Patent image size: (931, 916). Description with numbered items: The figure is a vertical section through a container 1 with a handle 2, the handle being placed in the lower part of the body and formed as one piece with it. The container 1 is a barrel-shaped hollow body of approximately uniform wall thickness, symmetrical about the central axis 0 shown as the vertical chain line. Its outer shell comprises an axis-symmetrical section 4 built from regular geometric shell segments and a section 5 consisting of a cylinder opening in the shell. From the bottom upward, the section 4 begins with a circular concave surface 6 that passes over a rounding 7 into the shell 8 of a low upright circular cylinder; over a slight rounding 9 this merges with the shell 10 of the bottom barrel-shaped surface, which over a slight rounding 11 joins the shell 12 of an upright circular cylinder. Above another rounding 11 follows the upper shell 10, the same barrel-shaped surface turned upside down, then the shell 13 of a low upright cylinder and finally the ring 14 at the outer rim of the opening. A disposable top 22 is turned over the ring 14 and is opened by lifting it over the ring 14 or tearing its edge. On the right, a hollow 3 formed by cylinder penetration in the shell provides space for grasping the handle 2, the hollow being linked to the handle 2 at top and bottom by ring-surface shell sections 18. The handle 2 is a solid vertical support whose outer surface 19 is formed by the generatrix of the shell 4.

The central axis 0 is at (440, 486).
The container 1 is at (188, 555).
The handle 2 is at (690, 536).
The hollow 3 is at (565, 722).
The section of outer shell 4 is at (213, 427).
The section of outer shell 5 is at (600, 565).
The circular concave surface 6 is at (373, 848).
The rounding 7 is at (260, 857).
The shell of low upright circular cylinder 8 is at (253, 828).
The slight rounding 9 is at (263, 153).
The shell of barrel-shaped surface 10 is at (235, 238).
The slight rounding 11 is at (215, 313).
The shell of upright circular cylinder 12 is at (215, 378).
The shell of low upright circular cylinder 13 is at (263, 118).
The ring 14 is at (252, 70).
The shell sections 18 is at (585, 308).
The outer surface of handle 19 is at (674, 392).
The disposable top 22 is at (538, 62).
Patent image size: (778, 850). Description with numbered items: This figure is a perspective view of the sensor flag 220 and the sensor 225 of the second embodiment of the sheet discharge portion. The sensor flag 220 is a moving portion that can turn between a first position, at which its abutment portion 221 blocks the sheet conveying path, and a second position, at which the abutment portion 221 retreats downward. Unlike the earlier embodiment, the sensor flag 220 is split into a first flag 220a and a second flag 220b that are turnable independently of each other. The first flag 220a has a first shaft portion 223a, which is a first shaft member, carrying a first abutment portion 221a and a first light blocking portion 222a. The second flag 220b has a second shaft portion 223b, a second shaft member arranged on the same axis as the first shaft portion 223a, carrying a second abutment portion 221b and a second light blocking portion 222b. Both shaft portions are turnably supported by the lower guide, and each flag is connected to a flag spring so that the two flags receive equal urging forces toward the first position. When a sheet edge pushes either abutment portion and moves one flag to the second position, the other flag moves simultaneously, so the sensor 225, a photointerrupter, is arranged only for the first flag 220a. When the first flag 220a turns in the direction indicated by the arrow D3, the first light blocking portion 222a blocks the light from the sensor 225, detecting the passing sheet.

#####

## Stated problem
Put every line of the records above into a numbered list, omitting the blank lines.

## The answer
1. Patent image size: (931, 916). Description with numbered items: The figure is a vertical section through a container 1 with a handle 2, the handle being placed in the lower part of the body and formed as one piece with it. The container 1 is a barrel-shaped hollow body of approximately uniform wall thickness, symmetrical about the central axis 0 shown as the vertical chain line. Its outer shell comprises an axis-symmetrical section 4 built from regular geometric shell segments and a section 5 consisting of a cylinder opening in the shell. From the bottom upward, the section 4 begins with a circular concave surface 6 that passes over a rounding 7 into the shell 8 of a low upright circular cylinder; over a slight rounding 9 this merges with the shell 10 of the bottom barrel-shaped surface, which over a slight rounding 11 joins the shell 12 of an upright circular cylinder. Above another rounding 11 follows the upper shell 10, the same barrel-shaped surface turned upside down, then the shell 13 of a low upright cylinder and finally the ring 14 at the outer rim of the opening. A disposable top 22 is turned over the ring 14 and is opened by lifting it over the ring 14 or tearing its edge. On the right, a hollow 3 formed by cylinder penetration in the shell provides space for grasping the handle 2, the hollow being linked to the handle 2 at top and bottom by ring-surface shell sections 18. The handle 2 is a solid vertical support whose outer surface 19 is formed by the generatrix of the shell 4.
2. The central axis 0 is at (440, 486).
3. The container 1 is at (188, 555).
4. The handle 2 is at (690, 536).
5. The hollow 3 is at (565, 722).
6. The section of outer shell 4 is at (213, 427).
7. The section of outer shell 5 is at (600, 565).
8. The circular concave surface 6 is at (373, 848).
9. The rounding 7 is at (260, 857).
10. The shell of low upright circular cylinder 8 is at (253, 828).
11. The slight rounding 9 is at (263, 153).
12. The shell of barrel-shaped surface 10 is at (235, 238).
13. The slight rounding 11 is at (215, 313).
14. The shell of upright circular cylinder 12 is at (215, 378).
15. The shell of low upright circular cylinder 13 is at (263, 118).
16. The ring 14 is at (252, 70).
17. The shell sections 18 is at (585, 308).
18. The outer surface of handle 19 is at (674, 392).
19. The disposable top 22 is at (538, 62).
20. Patent image size: (778, 850). Description with numbered items: This figure is a perspective view of the sensor flag 220 and the sensor 225 of the second embodiment of the sheet discharge portion. The sensor flag 220 is a moving portion that can turn between a first position, at which its abutment portion 221 blocks the sheet conveying path, and a second position, at which the abutment portion 221 retreats downward. Unlike the earlier embodiment, the sensor flag 220 is split into a first flag 220a and a second flag 220b that are turnable independently of each other. The first flag 220a has a first shaft portion 223a, which is a first shaft member, carrying a first abutment portion 221a and a first light blocking portion 222a. The second flag 220b has a second shaft portion 223b, a second shaft member arranged on the same axis as the first shaft portion 223a, carrying a second abutment portion 221b and a second light blocking portion 222b. Both shaft portions are turnably supported by the lower guide, and each flag is connected to a flag spring so that the two flags receive equal urging forces toward the first position. When a sheet edge pushes either abutment portion and moves one flag to the second position, the other flag moves simultaneously, so the sensor 225, a photointerrupter, is arranged only for the first flag 220a. When the first flag 220a turns in the direction indicated by the arrow D3, the first light blocking portion 222a blocks the light from the sensor 225, detecting the passing sheet.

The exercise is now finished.